» Task:
Tell how many lines carry the word "traffic"; the reply is the number and nothing else.

» Record set:
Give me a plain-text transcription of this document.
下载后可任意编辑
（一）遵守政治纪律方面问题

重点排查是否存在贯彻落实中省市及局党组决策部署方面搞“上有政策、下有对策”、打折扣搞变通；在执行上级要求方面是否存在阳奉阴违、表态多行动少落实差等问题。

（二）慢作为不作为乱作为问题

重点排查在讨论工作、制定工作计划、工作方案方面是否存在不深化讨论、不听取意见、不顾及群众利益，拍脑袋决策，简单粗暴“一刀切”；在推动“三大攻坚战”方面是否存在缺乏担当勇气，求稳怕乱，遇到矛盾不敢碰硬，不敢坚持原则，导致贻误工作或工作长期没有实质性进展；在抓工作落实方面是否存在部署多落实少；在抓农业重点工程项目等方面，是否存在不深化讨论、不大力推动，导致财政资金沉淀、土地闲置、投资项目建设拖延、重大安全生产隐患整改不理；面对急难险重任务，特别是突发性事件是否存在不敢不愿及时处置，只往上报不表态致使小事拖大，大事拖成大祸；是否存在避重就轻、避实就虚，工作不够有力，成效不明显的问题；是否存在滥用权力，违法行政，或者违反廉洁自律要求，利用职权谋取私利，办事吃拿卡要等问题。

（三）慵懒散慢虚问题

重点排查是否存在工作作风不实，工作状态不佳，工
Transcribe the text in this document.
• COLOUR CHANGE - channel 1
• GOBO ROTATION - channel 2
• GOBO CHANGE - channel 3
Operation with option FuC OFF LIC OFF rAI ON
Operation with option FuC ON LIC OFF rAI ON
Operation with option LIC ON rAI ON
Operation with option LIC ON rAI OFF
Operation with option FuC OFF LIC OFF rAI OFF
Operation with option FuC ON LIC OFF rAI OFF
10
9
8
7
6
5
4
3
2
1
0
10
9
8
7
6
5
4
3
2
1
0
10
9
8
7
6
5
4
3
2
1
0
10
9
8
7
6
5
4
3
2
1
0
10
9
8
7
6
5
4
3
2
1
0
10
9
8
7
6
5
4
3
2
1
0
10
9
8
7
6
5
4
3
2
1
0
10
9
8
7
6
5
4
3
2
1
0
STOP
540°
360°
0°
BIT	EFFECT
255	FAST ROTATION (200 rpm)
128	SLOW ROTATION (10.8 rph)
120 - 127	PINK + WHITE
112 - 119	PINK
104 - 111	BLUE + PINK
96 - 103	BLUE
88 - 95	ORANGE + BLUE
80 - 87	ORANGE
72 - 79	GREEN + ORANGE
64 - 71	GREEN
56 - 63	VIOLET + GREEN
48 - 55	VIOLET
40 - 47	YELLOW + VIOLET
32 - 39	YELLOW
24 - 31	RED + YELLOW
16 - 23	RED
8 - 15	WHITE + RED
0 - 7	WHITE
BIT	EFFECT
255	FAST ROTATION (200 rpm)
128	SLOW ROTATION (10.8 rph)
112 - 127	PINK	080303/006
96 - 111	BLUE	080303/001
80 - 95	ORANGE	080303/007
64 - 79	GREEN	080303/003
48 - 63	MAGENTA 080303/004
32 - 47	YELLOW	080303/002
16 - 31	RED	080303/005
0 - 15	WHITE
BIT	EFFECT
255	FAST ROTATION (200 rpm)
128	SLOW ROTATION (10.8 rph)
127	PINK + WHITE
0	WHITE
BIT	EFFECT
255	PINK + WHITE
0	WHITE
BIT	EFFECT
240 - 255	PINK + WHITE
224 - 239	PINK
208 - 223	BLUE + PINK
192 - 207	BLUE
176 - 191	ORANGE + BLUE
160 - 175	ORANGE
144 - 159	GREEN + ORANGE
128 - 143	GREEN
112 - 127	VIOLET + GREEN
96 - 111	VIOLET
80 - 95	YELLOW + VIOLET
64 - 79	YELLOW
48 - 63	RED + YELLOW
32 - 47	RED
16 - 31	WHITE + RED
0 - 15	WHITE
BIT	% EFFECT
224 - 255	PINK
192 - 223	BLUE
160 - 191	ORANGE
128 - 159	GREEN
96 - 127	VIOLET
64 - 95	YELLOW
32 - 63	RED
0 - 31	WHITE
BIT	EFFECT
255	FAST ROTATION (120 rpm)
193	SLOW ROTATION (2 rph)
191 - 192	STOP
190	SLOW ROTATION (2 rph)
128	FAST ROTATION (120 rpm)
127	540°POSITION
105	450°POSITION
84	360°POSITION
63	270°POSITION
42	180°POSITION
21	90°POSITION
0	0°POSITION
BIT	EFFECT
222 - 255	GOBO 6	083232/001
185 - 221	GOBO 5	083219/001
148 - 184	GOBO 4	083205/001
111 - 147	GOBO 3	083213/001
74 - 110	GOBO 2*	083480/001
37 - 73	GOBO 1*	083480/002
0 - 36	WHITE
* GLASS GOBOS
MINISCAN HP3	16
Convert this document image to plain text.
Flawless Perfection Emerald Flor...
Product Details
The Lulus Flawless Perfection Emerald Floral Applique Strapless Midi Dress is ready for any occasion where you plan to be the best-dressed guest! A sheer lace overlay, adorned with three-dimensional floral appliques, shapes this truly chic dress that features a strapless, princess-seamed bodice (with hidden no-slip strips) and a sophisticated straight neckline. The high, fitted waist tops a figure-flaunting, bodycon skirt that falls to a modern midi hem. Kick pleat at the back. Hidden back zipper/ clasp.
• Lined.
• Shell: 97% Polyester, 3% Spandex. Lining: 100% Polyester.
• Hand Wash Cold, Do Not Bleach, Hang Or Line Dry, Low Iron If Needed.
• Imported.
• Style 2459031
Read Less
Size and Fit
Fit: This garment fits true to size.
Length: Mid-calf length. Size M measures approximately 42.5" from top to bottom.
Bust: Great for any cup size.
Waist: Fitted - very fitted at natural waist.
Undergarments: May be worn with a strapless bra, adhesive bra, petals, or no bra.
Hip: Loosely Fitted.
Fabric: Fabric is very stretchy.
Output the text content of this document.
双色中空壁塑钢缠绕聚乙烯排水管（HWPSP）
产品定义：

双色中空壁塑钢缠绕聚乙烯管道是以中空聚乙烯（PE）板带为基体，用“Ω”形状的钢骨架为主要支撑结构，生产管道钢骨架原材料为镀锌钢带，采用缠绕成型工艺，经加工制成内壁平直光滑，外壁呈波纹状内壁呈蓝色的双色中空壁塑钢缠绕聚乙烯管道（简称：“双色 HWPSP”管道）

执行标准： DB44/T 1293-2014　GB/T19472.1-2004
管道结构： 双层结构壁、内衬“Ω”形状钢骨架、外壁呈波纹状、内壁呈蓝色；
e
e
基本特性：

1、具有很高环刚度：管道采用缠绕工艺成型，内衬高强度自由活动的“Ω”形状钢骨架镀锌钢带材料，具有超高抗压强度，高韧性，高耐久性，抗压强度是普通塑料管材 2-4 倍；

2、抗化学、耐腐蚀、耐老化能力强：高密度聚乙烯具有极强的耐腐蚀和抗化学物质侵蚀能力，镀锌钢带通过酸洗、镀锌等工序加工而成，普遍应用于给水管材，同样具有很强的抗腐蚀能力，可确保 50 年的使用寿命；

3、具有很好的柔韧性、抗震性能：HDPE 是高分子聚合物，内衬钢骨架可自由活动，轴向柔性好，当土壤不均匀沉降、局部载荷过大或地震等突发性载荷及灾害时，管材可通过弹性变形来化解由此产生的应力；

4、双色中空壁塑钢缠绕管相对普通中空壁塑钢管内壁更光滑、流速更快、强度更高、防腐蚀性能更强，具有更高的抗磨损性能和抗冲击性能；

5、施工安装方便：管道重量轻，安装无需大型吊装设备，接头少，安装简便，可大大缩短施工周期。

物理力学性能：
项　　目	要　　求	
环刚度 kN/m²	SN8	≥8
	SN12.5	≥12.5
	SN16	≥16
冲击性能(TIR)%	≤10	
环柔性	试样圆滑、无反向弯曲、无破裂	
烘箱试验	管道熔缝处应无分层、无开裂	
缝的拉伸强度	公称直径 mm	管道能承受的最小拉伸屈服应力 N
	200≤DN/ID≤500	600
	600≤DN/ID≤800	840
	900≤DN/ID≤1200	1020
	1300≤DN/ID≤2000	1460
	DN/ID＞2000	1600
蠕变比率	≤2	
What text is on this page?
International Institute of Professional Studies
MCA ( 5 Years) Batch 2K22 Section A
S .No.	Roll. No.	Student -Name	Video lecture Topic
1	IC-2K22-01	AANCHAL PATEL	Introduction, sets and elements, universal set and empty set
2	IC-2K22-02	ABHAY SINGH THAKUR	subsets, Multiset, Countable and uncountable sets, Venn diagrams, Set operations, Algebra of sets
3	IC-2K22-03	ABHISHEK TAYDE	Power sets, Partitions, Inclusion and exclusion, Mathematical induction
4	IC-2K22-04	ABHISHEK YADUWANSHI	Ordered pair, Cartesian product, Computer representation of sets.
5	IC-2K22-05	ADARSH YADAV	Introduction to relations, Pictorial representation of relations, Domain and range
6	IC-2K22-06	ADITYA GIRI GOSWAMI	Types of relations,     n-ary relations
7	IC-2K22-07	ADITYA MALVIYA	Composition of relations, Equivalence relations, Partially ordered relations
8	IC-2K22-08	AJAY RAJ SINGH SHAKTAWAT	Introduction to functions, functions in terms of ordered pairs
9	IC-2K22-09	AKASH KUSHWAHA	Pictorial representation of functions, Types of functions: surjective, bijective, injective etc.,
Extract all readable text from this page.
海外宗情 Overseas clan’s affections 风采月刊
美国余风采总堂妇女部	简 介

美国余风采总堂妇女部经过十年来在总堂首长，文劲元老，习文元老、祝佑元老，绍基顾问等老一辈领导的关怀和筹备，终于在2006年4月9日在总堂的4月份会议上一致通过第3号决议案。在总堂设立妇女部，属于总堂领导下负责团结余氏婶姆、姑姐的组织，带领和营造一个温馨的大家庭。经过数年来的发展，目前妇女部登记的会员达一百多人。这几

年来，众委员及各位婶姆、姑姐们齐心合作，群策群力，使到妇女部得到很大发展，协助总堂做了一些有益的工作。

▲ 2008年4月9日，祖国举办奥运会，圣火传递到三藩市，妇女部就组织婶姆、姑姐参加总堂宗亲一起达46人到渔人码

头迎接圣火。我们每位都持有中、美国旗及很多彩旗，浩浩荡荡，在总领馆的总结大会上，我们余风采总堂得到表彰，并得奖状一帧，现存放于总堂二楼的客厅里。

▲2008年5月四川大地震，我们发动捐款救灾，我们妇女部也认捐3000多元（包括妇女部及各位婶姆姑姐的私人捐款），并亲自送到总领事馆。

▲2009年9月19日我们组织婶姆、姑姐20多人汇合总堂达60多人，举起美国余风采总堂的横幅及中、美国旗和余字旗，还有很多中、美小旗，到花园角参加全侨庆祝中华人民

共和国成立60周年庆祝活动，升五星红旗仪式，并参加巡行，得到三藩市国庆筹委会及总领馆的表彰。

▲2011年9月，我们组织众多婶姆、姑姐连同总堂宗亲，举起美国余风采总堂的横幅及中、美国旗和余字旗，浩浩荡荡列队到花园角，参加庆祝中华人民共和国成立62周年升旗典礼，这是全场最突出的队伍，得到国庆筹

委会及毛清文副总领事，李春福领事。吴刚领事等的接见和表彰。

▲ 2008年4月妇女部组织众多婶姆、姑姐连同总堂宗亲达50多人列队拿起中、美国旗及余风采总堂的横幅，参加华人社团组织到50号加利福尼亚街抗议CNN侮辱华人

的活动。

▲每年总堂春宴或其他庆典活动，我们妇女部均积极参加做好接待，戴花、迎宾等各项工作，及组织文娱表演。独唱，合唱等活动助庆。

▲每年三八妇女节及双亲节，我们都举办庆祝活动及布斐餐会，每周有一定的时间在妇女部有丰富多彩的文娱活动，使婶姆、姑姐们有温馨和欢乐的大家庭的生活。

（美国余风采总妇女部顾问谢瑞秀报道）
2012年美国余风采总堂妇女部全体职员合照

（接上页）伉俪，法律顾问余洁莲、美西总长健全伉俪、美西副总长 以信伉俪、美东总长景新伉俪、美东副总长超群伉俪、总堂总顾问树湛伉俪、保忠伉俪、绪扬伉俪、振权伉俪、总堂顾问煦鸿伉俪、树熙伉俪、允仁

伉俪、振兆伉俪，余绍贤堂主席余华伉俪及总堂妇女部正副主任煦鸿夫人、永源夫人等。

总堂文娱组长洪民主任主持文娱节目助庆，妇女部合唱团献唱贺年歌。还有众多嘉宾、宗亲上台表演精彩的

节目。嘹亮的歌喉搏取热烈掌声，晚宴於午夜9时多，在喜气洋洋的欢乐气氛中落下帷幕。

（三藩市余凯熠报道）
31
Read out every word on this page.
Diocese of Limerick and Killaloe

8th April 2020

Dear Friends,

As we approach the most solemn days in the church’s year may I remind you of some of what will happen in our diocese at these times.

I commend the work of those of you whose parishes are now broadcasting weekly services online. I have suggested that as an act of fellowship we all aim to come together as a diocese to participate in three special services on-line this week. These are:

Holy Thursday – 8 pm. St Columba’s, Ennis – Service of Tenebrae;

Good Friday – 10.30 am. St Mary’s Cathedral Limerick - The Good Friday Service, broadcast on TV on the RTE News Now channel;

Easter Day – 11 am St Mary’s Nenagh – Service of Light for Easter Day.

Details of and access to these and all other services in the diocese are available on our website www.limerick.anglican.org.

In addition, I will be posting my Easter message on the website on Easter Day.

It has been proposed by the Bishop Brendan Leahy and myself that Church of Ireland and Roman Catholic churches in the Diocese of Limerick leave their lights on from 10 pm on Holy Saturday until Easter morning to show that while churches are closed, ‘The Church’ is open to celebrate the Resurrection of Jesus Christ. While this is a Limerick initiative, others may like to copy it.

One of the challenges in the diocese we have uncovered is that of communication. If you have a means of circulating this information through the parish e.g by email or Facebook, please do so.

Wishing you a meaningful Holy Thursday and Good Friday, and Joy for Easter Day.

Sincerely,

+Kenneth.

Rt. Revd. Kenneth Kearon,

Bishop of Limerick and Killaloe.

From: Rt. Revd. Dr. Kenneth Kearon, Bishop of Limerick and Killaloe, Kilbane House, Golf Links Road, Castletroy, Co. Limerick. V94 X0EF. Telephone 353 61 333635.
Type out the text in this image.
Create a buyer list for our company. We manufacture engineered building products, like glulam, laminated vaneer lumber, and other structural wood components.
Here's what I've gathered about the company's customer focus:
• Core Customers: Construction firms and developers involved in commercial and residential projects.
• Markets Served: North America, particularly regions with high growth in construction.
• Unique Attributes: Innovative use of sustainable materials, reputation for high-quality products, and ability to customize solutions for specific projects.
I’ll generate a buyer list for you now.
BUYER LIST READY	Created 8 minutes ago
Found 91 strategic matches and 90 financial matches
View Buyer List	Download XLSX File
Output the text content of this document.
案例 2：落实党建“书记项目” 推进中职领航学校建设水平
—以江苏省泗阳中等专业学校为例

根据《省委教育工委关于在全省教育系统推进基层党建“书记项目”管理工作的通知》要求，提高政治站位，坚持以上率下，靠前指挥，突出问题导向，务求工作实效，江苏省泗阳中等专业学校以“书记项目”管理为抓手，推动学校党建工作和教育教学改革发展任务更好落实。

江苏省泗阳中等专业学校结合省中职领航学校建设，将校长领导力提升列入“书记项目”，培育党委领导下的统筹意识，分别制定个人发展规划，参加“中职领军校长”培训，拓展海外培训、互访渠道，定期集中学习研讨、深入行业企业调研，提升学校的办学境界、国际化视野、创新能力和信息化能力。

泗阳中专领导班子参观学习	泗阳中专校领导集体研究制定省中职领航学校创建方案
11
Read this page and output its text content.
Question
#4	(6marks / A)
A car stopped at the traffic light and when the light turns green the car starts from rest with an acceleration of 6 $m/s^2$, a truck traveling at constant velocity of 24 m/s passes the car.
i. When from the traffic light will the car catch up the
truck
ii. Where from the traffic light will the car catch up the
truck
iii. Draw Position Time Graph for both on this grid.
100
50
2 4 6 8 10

» Exercise response:
3